Records for this exercise >>
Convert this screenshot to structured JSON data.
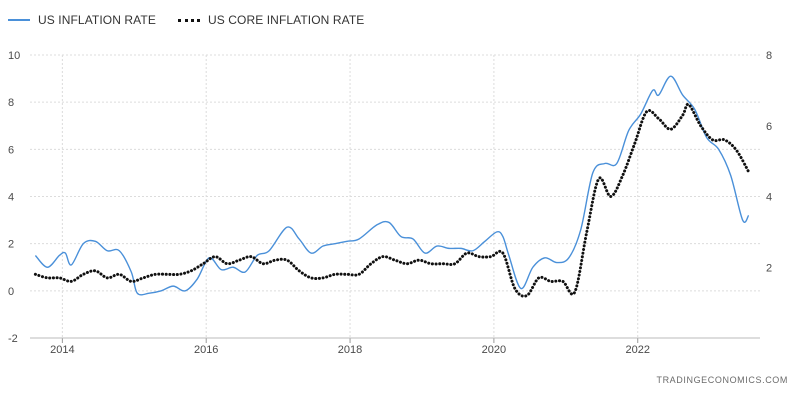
{
  "legend": {
    "series_1": "US INFLATION RATE",
    "series_2": "US CORE INFLATION RATE"
  },
  "watermark": "TRADINGECONOMICS.COM",
  "colors": {
    "series_1": "#4a90d9",
    "series_2": "#111111",
    "grid": "#dcdcdc"
  },
  "chart_data": {
    "type": "line",
    "title": "",
    "xlabel": "",
    "ylabel": "",
    "x_ticks": [
      "2014",
      "2016",
      "2018",
      "2020",
      "2022"
    ],
    "y_left_ticks": [
      "10",
      "8",
      "6",
      "4",
      "2",
      "0",
      "-2"
    ],
    "y_right_ticks": [
      "8",
      "6",
      "4",
      "2"
    ],
    "ylim_left": [
      -2,
      10
    ],
    "ylim_right": [
      0,
      8
    ],
    "grid": true,
    "legend_position": "top-left",
    "series": [
      {
        "name": "US INFLATION RATE",
        "axis": "left",
        "style": "solid",
        "color": "#4a90d9",
        "points": [
          [
            "2013-08",
            1.5
          ],
          [
            "2013-10",
            1.0
          ],
          [
            "2013-12",
            1.5
          ],
          [
            "2014-01",
            1.6
          ],
          [
            "2014-02",
            1.1
          ],
          [
            "2014-04",
            2.0
          ],
          [
            "2014-06",
            2.1
          ],
          [
            "2014-08",
            1.7
          ],
          [
            "2014-10",
            1.7
          ],
          [
            "2014-12",
            0.8
          ],
          [
            "2015-01",
            -0.1
          ],
          [
            "2015-03",
            -0.1
          ],
          [
            "2015-05",
            0.0
          ],
          [
            "2015-07",
            0.2
          ],
          [
            "2015-09",
            0.0
          ],
          [
            "2015-11",
            0.5
          ],
          [
            "2016-01",
            1.4
          ],
          [
            "2016-03",
            0.9
          ],
          [
            "2016-05",
            1.0
          ],
          [
            "2016-07",
            0.8
          ],
          [
            "2016-09",
            1.5
          ],
          [
            "2016-11",
            1.7
          ],
          [
            "2017-02",
            2.7
          ],
          [
            "2017-04",
            2.2
          ],
          [
            "2017-06",
            1.6
          ],
          [
            "2017-08",
            1.9
          ],
          [
            "2017-10",
            2.0
          ],
          [
            "2017-12",
            2.1
          ],
          [
            "2018-02",
            2.2
          ],
          [
            "2018-05",
            2.8
          ],
          [
            "2018-07",
            2.9
          ],
          [
            "2018-09",
            2.3
          ],
          [
            "2018-11",
            2.2
          ],
          [
            "2019-01",
            1.6
          ],
          [
            "2019-03",
            1.9
          ],
          [
            "2019-05",
            1.8
          ],
          [
            "2019-07",
            1.8
          ],
          [
            "2019-09",
            1.7
          ],
          [
            "2019-11",
            2.1
          ],
          [
            "2020-01",
            2.5
          ],
          [
            "2020-02",
            2.3
          ],
          [
            "2020-03",
            1.5
          ],
          [
            "2020-05",
            0.1
          ],
          [
            "2020-07",
            1.0
          ],
          [
            "2020-09",
            1.4
          ],
          [
            "2020-11",
            1.2
          ],
          [
            "2021-01",
            1.4
          ],
          [
            "2021-03",
            2.6
          ],
          [
            "2021-05",
            5.0
          ],
          [
            "2021-07",
            5.4
          ],
          [
            "2021-09",
            5.4
          ],
          [
            "2021-11",
            6.8
          ],
          [
            "2022-01",
            7.5
          ],
          [
            "2022-03",
            8.5
          ],
          [
            "2022-04",
            8.3
          ],
          [
            "2022-06",
            9.1
          ],
          [
            "2022-08",
            8.3
          ],
          [
            "2022-10",
            7.7
          ],
          [
            "2022-12",
            6.5
          ],
          [
            "2023-02",
            6.0
          ],
          [
            "2023-04",
            4.9
          ],
          [
            "2023-06",
            3.0
          ],
          [
            "2023-07",
            3.2
          ]
        ]
      },
      {
        "name": "US CORE INFLATION RATE",
        "axis": "right",
        "style": "dotted",
        "color": "#111111",
        "points": [
          [
            "2013-08",
            1.8
          ],
          [
            "2013-10",
            1.7
          ],
          [
            "2013-12",
            1.7
          ],
          [
            "2014-02",
            1.6
          ],
          [
            "2014-04",
            1.8
          ],
          [
            "2014-06",
            1.9
          ],
          [
            "2014-08",
            1.7
          ],
          [
            "2014-10",
            1.8
          ],
          [
            "2014-12",
            1.6
          ],
          [
            "2015-02",
            1.7
          ],
          [
            "2015-04",
            1.8
          ],
          [
            "2015-06",
            1.8
          ],
          [
            "2015-08",
            1.8
          ],
          [
            "2015-10",
            1.9
          ],
          [
            "2015-12",
            2.1
          ],
          [
            "2016-02",
            2.3
          ],
          [
            "2016-04",
            2.1
          ],
          [
            "2016-06",
            2.2
          ],
          [
            "2016-08",
            2.3
          ],
          [
            "2016-10",
            2.1
          ],
          [
            "2016-12",
            2.2
          ],
          [
            "2017-02",
            2.2
          ],
          [
            "2017-04",
            1.9
          ],
          [
            "2017-06",
            1.7
          ],
          [
            "2017-08",
            1.7
          ],
          [
            "2017-10",
            1.8
          ],
          [
            "2017-12",
            1.8
          ],
          [
            "2018-02",
            1.8
          ],
          [
            "2018-04",
            2.1
          ],
          [
            "2018-06",
            2.3
          ],
          [
            "2018-08",
            2.2
          ],
          [
            "2018-10",
            2.1
          ],
          [
            "2018-12",
            2.2
          ],
          [
            "2019-02",
            2.1
          ],
          [
            "2019-04",
            2.1
          ],
          [
            "2019-06",
            2.1
          ],
          [
            "2019-08",
            2.4
          ],
          [
            "2019-10",
            2.3
          ],
          [
            "2019-12",
            2.3
          ],
          [
            "2020-02",
            2.4
          ],
          [
            "2020-04",
            1.4
          ],
          [
            "2020-06",
            1.2
          ],
          [
            "2020-08",
            1.7
          ],
          [
            "2020-10",
            1.6
          ],
          [
            "2020-12",
            1.6
          ],
          [
            "2021-02",
            1.3
          ],
          [
            "2021-04",
            3.0
          ],
          [
            "2021-06",
            4.5
          ],
          [
            "2021-08",
            4.0
          ],
          [
            "2021-10",
            4.6
          ],
          [
            "2021-12",
            5.5
          ],
          [
            "2022-02",
            6.4
          ],
          [
            "2022-04",
            6.2
          ],
          [
            "2022-06",
            5.9
          ],
          [
            "2022-08",
            6.3
          ],
          [
            "2022-09",
            6.6
          ],
          [
            "2022-11",
            6.0
          ],
          [
            "2023-01",
            5.6
          ],
          [
            "2023-03",
            5.6
          ],
          [
            "2023-05",
            5.3
          ],
          [
            "2023-07",
            4.7
          ]
        ]
      }
    ]
  }
}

Task details >>
Without including any picture, repeat the data exactly.

The solution >>
Convert this screenshot to structured JSON data.
{
  "legend": {
    "series_1": "US INFLATION RATE",
    "series_2": "US CORE INFLATION RATE"
  },
  "watermark": "TRADINGECONOMICS.COM",
  "colors": {
    "series_1": "#4a90d9",
    "series_2": "#111111",
    "grid": "#dcdcdc"
  },
  "chart_data": {
    "type": "line",
    "title": "",
    "xlabel": "",
    "ylabel": "",
    "x_ticks": [
      "2014",
      "2016",
      "2018",
      "2020",
      "2022"
    ],
    "y_left_ticks": [
      "10",
      "8",
      "6",
      "4",
      "2",
      "0",
      "-2"
    ],
    "y_right_ticks": [
      "8",
      "6",
      "4",
      "2"
    ],
    "ylim_left": [
      -2,
      10
    ],
    "ylim_right": [
      0,
      8
    ],
    "grid": true,
    "legend_position": "top-left",
    "series": [
      {
        "name": "US INFLATION RATE",
        "axis": "left",
        "style": "solid",
        "color": "#4a90d9",
        "points": [
          [
            "2013-08",
            1.5
          ],
          [
            "2013-10",
            1.0
          ],
          [
            "2013-12",
            1.5
          ],
          [
            "2014-01",
            1.6
          ],
          [
            "2014-02",
            1.1
          ],
          [
            "2014-04",
            2.0
          ],
          [
            "2014-06",
            2.1
          ],
          [
            "2014-08",
            1.7
          ],
          [
            "2014-10",
            1.7
          ],
          [
            "2014-12",
            0.8
          ],
          [
            "2015-01",
            -0.1
          ],
          [
            "2015-03",
            -0.1
          ],
          [
            "2015-05",
            0.0
          ],
          [
            "2015-07",
            0.2
          ],
          [
            "2015-09",
            0.0
          ],
          [
            "2015-11",
            0.5
          ],
          [
            "2016-01",
            1.4
          ],
          [
            "2016-03",
            0.9
          ],
          [
            "2016-05",
            1.0
          ],
          [
            "2016-07",
            0.8
          ],
          [
            "2016-09",
            1.5
          ],
          [
            "2016-11",
            1.7
          ],
          [
            "2017-02",
            2.7
          ],
          [
            "2017-04",
            2.2
          ],
          [
            "2017-06",
            1.6
          ],
          [
            "2017-08",
            1.9
          ],
          [
            "2017-10",
            2.0
          ],
          [
            "2017-12",
            2.1
          ],
          [
            "2018-02",
            2.2
          ],
          [
            "2018-05",
            2.8
          ],
          [
            "2018-07",
            2.9
          ],
          [
            "2018-09",
            2.3
          ],
          [
            "2018-11",
            2.2
          ],
          [
            "2019-01",
            1.6
          ],
          [
            "2019-03",
            1.9
          ],
          [
            "2019-05",
            1.8
          ],
          [
            "2019-07",
            1.8
          ],
          [
            "2019-09",
            1.7
          ],
          [
            "2019-11",
            2.1
          ],
          [
            "2020-01",
            2.5
          ],
          [
            "2020-02",
            2.3
          ],
          [
            "2020-03",
            1.5
          ],
          [
            "2020-05",
            0.1
          ],
          [
            "2020-07",
            1.0
          ],
          [
            "2020-09",
            1.4
          ],
          [
            "2020-11",
            1.2
          ],
          [
            "2021-01",
            1.4
          ],
          [
            "2021-03",
            2.6
          ],
          [
            "2021-05",
            5.0
          ],
          [
            "2021-07",
            5.4
          ],
          [
            "2021-09",
            5.4
          ],
          [
            "2021-11",
            6.8
          ],
          [
            "2022-01",
            7.5
          ],
          [
            "2022-03",
            8.5
          ],
          [
            "2022-04",
            8.3
          ],
          [
            "2022-06",
            9.1
          ],
          [
            "2022-08",
            8.3
          ],
          [
            "2022-10",
            7.7
          ],
          [
            "2022-12",
            6.5
          ],
          [
            "2023-02",
            6.0
          ],
          [
            "2023-04",
            4.9
          ],
          [
            "2023-06",
            3.0
          ],
          [
            "2023-07",
            3.2
          ]
        ]
      },
      {
        "name": "US CORE INFLATION RATE",
        "axis": "right",
        "style": "dotted",
        "color": "#111111",
        "points": [
          [
            "2013-08",
            1.8
          ],
          [
            "2013-10",
            1.7
          ],
          [
            "2013-12",
            1.7
          ],
          [
            "2014-02",
            1.6
          ],
          [
            "2014-04",
            1.8
          ],
          [
            "2014-06",
            1.9
          ],
          [
            "2014-08",
            1.7
          ],
          [
            "2014-10",
            1.8
          ],
          [
            "2014-12",
            1.6
          ],
          [
            "2015-02",
            1.7
          ],
          [
            "2015-04",
            1.8
          ],
          [
            "2015-06",
            1.8
          ],
          [
            "2015-08",
            1.8
          ],
          [
            "2015-10",
            1.9
          ],
          [
            "2015-12",
            2.1
          ],
          [
            "2016-02",
            2.3
          ],
          [
            "2016-04",
            2.1
          ],
          [
            "2016-06",
            2.2
          ],
          [
            "2016-08",
            2.3
          ],
          [
            "2016-10",
            2.1
          ],
          [
            "2016-12",
            2.2
          ],
          [
            "2017-02",
            2.2
          ],
          [
            "2017-04",
            1.9
          ],
          [
            "2017-06",
            1.7
          ],
          [
            "2017-08",
            1.7
          ],
          [
            "2017-10",
            1.8
          ],
          [
            "2017-12",
            1.8
          ],
          [
            "2018-02",
            1.8
          ],
          [
            "2018-04",
            2.1
          ],
          [
            "2018-06",
            2.3
          ],
          [
            "2018-08",
            2.2
          ],
          [
            "2018-10",
            2.1
          ],
          [
            "2018-12",
            2.2
          ],
          [
            "2019-02",
            2.1
          ],
          [
            "2019-04",
            2.1
          ],
          [
            "2019-06",
            2.1
          ],
          [
            "2019-08",
            2.4
          ],
          [
            "2019-10",
            2.3
          ],
          [
            "2019-12",
            2.3
          ],
          [
            "2020-02",
            2.4
          ],
          [
            "2020-04",
            1.4
          ],
          [
            "2020-06",
            1.2
          ],
          [
            "2020-08",
            1.7
          ],
          [
            "2020-10",
            1.6
          ],
          [
            "2020-12",
            1.6
          ],
          [
            "2021-02",
            1.3
          ],
          [
            "2021-04",
            3.0
          ],
          [
            "2021-06",
            4.5
          ],
          [
            "2021-08",
            4.0
          ],
          [
            "2021-10",
            4.6
          ],
          [
            "2021-12",
            5.5
          ],
          [
            "2022-02",
            6.4
          ],
          [
            "2022-04",
            6.2
          ],
          [
            "2022-06",
            5.9
          ],
          [
            "2022-08",
            6.3
          ],
          [
            "2022-09",
            6.6
          ],
          [
            "2022-11",
            6.0
          ],
          [
            "2023-01",
            5.6
          ],
          [
            "2023-03",
            5.6
          ],
          [
            "2023-05",
            5.3
          ],
          [
            "2023-07",
            4.7
          ]
        ]
      }
    ]
  }
}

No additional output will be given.